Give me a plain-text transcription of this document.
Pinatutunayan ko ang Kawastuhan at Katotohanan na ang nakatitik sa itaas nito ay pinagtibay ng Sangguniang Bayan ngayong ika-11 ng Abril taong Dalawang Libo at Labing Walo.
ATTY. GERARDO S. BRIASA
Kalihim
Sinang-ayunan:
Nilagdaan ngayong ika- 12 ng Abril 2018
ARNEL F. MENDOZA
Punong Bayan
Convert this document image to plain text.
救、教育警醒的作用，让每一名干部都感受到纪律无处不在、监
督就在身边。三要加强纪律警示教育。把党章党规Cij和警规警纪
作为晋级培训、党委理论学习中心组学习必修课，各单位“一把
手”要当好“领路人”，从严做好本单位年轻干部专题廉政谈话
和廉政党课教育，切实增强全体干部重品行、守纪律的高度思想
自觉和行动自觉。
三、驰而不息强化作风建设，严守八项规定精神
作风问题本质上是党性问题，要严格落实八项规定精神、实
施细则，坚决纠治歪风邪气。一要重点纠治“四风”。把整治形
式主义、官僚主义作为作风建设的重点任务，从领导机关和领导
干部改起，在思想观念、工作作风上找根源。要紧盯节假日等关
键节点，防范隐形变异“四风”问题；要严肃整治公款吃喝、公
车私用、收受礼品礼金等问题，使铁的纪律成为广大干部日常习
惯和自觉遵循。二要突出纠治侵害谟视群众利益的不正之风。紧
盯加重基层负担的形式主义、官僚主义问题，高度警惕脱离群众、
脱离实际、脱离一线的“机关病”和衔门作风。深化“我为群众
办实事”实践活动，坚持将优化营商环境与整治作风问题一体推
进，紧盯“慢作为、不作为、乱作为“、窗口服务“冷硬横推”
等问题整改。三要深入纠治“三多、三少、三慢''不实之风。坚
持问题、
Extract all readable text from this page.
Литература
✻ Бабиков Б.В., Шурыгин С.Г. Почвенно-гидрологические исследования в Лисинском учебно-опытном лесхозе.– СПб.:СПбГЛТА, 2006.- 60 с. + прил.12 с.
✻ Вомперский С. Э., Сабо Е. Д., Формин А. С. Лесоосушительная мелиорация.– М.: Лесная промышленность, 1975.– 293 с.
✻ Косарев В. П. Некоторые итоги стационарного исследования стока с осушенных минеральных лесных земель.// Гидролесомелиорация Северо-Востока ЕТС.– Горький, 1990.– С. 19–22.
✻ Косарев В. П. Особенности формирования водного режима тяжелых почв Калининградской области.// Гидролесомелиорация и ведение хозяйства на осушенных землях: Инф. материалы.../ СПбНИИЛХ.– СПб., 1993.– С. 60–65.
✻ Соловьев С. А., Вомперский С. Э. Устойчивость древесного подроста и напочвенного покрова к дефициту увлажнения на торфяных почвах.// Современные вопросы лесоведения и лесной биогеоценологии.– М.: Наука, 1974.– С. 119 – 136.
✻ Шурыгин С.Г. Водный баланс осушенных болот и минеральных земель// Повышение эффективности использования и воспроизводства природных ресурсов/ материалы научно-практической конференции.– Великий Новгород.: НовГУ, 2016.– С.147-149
------
» **STATED TASK**: Go through the entries above and pull out each line with "Гидролесомелиорация" in it.

» **FULL SOLUTION**:
✻ Косарев В. П. Некоторые итоги стационарного исследования стока с осушенных минеральных лесных земель.// Гидролесомелиорация Северо-Востока ЕТС.– Горький, 1990.– С. 19–22.
✻ Косарев В. П. Особенности формирования водного режима тяжелых почв Калининградской области.// Гидролесомелиорация и ведение хозяйства на осушенных землях: Инф. материалы.../ СПбНИИЛХ.– СПб., 1993.– С. 60–65.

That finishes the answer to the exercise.